THE TASK »
Retype every entry exactly, character for character.

DATA SHOWN »
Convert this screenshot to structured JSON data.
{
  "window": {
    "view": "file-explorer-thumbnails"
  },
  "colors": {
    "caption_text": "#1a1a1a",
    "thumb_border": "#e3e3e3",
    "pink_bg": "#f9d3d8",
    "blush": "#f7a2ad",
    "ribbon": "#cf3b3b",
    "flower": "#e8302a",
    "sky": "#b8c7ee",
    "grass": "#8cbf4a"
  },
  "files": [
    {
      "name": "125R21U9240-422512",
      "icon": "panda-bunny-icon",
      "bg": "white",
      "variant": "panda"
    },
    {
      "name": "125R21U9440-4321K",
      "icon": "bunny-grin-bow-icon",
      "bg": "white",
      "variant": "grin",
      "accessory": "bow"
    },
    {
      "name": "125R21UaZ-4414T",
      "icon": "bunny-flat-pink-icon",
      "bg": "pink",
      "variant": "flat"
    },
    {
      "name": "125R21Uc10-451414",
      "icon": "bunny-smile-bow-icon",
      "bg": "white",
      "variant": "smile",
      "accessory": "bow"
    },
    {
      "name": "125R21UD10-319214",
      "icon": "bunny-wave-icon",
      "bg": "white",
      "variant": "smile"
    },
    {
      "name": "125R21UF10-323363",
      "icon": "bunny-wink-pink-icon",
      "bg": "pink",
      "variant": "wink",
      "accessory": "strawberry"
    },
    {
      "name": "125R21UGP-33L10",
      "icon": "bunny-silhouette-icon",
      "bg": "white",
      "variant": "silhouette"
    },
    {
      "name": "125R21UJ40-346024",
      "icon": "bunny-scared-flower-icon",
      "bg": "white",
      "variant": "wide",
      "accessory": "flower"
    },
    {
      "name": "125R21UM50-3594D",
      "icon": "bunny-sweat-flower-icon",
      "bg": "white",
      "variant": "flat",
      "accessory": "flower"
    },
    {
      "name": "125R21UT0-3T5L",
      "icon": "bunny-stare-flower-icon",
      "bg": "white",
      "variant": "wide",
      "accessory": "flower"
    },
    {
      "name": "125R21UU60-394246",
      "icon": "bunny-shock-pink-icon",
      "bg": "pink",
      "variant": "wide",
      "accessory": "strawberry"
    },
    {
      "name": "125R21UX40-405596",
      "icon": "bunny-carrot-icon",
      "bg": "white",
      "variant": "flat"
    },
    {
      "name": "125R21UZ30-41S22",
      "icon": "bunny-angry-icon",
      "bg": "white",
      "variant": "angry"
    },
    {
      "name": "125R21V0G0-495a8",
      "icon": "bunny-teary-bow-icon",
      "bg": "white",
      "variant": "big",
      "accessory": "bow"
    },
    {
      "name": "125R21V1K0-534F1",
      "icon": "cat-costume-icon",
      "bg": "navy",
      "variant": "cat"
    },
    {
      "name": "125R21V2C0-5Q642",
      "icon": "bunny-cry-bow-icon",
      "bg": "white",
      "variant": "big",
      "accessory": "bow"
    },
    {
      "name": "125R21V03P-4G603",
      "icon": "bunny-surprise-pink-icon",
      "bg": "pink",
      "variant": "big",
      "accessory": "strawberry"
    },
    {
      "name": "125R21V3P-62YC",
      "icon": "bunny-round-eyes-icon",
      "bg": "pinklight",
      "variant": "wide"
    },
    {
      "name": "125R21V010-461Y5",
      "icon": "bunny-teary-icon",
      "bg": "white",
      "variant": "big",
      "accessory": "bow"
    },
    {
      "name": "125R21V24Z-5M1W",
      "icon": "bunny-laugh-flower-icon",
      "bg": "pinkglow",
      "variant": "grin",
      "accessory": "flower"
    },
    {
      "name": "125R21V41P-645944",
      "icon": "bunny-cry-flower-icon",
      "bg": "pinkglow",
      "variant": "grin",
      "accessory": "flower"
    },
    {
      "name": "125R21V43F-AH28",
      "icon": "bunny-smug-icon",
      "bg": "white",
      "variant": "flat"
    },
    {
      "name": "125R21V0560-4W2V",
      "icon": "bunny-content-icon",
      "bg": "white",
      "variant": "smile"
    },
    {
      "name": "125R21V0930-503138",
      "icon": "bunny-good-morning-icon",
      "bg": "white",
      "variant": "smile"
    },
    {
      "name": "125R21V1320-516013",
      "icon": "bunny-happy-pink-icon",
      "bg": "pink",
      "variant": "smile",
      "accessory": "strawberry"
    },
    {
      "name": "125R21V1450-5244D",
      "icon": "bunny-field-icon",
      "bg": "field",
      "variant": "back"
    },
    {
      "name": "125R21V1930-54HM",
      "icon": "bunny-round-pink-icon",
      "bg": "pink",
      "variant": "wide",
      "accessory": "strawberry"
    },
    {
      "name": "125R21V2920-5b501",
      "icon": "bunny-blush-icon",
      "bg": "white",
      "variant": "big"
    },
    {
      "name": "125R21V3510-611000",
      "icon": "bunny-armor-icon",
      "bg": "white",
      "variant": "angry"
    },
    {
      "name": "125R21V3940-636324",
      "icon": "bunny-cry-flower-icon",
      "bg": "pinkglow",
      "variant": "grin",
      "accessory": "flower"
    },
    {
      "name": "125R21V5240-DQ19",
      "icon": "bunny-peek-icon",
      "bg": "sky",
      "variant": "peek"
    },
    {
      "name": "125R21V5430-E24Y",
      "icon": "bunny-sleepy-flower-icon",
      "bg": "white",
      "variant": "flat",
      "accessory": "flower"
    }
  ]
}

REPLY »
Convert this screenshot to structured JSON data.
{
  "window": {
    "view": "file-explorer-thumbnails"
  },
  "colors": {
    "caption_text": "#1a1a1a",
    "thumb_border": "#e3e3e3",
    "pink_bg": "#f9d3d8",
    "blush": "#f7a2ad",
    "ribbon": "#cf3b3b",
    "flower": "#e8302a",
    "sky": "#b8c7ee",
    "grass": "#8cbf4a"
  },
  "files": [
    {
      "name": "125R21U9240-422512",
      "icon": "panda-bunny-icon",
      "bg": "white",
      "variant": "panda"
    },
    {
      "name": "125R21U9440-4321K",
      "icon": "bunny-grin-bow-icon",
      "bg": "white",
      "variant": "grin",
      "accessory": "bow"
    },
    {
      "name": "125R21UaZ-4414T",
      "icon": "bunny-flat-pink-icon",
      "bg": "pink",
      "variant": "flat"
    },
    {
      "name": "125R21Uc10-451414",
      "icon": "bunny-smile-bow-icon",
      "bg": "white",
      "variant": "smile",
      "accessory": "bow"
    },
    {
      "name": "125R21UD10-319214",
      "icon": "bunny-wave-icon",
      "bg": "white",
      "variant": "smile"
    },
    {
      "name": "125R21UF10-323363",
      "icon": "bunny-wink-pink-icon",
      "bg": "pink",
      "variant": "wink",
      "accessory": "strawberry"
    },
    {
      "name": "125R21UGP-33L10",
      "icon": "bunny-silhouette-icon",
      "bg": "white",
      "variant": "silhouette"
    },
    {
      "name": "125R21UJ40-346024",
      "icon": "bunny-scared-flower-icon",
      "bg": "white",
      "variant": "wide",
      "accessory": "flower"
    },
    {
      "name": "125R21UM50-3594D",
      "icon": "bunny-sweat-flower-icon",
      "bg": "white",
      "variant": "flat",
      "accessory": "flower"
    },
    {
      "name": "125R21UT0-3T5L",
      "icon": "bunny-stare-flower-icon",
      "bg": "white",
      "variant": "wide",
      "accessory": "flower"
    },
    {
      "name": "125R21UU60-394246",
      "icon": "bunny-shock-pink-icon",
      "bg": "pink",
      "variant": "wide",
      "accessory": "strawberry"
    },
    {
      "name": "125R21UX40-405596",
      "icon": "bunny-carrot-icon",
      "bg": "white",
      "variant": "flat"
    },
    {
      "name": "125R21UZ30-41S22",
      "icon": "bunny-angry-icon",
      "bg": "white",
      "variant": "angry"
    },
    {
      "name": "125R21V0G0-495a8",
      "icon": "bunny-teary-bow-icon",
      "bg": "white",
      "variant": "big",
      "accessory": "bow"
    },
    {
      "name": "125R21V1K0-534F1",
      "icon": "cat-costume-icon",
      "bg": "navy",
      "variant": "cat"
    },
    {
      "name": "125R21V2C0-5Q642",
      "icon": "bunny-cry-bow-icon",
      "bg": "white",
      "variant": "big",
      "accessory": "bow"
    },
    {
      "name": "125R21V03P-4G603",
      "icon": "bunny-surprise-pink-icon",
      "bg": "pink",
      "variant": "big",
      "accessory": "strawberry"
    },
    {
      "name": "125R21V3P-62YC",
      "icon": "bunny-round-eyes-icon",
      "bg": "pinklight",
      "variant": "wide"
    },
    {
      "name": "125R21V010-461Y5",
      "icon": "bunny-teary-icon",
      "bg": "white",
      "variant": "big",
      "accessory": "bow"
    },
    {
      "name": "125R21V24Z-5M1W",
      "icon": "bunny-laugh-flower-icon",
      "bg": "pinkglow",
      "variant": "grin",
      "accessory": "flower"
    },
    {
      "name": "125R21V41P-645944",
      "icon": "bunny-cry-flower-icon",
      "bg": "pinkglow",
      "variant": "grin",
      "accessory": "flower"
    },
    {
      "name": "125R21V43F-AH28",
      "icon": "bunny-smug-icon",
      "bg": "white",
      "variant": "flat"
    },
    {
      "name": "125R21V0560-4W2V",
      "icon": "bunny-content-icon",
      "bg": "white",
      "variant": "smile"
    },
    {
      "name": "125R21V0930-503138",
      "icon": "bunny-good-morning-icon",
      "bg": "white",
      "variant": "smile"
    },
    {
      "name": "125R21V1320-516013",
      "icon": "bunny-happy-pink-icon",
      "bg": "pink",
      "variant": "smile",
      "accessory": "strawberry"
    },
    {
      "name": "125R21V1450-5244D",
      "icon": "bunny-field-icon",
      "bg": "field",
      "variant": "back"
    },
    {
      "name": "125R21V1930-54HM",
      "icon": "bunny-round-pink-icon",
      "bg": "pink",
      "variant": "wide",
      "accessory": "strawberry"
    },
    {
      "name": "125R21V2920-5b501",
      "icon": "bunny-blush-icon",
      "bg": "white",
      "variant": "big"
    },
    {
      "name": "125R21V3510-611000",
      "icon": "bunny-armor-icon",
      "bg": "white",
      "variant": "angry"
    },
    {
      "name": "125R21V3940-636324",
      "icon": "bunny-cry-flower-icon",
      "bg": "pinkglow",
      "variant": "grin",
      "accessory": "flower"
    },
    {
      "name": "125R21V5240-DQ19",
      "icon": "bunny-peek-icon",
      "bg": "sky",
      "variant": "peek"
    },
    {
      "name": "125R21V5430-E24Y",
      "icon": "bunny-sleepy-flower-icon",
      "bg": "white",
      "variant": "flat",
      "accessory": "flower"
    }
  ]
}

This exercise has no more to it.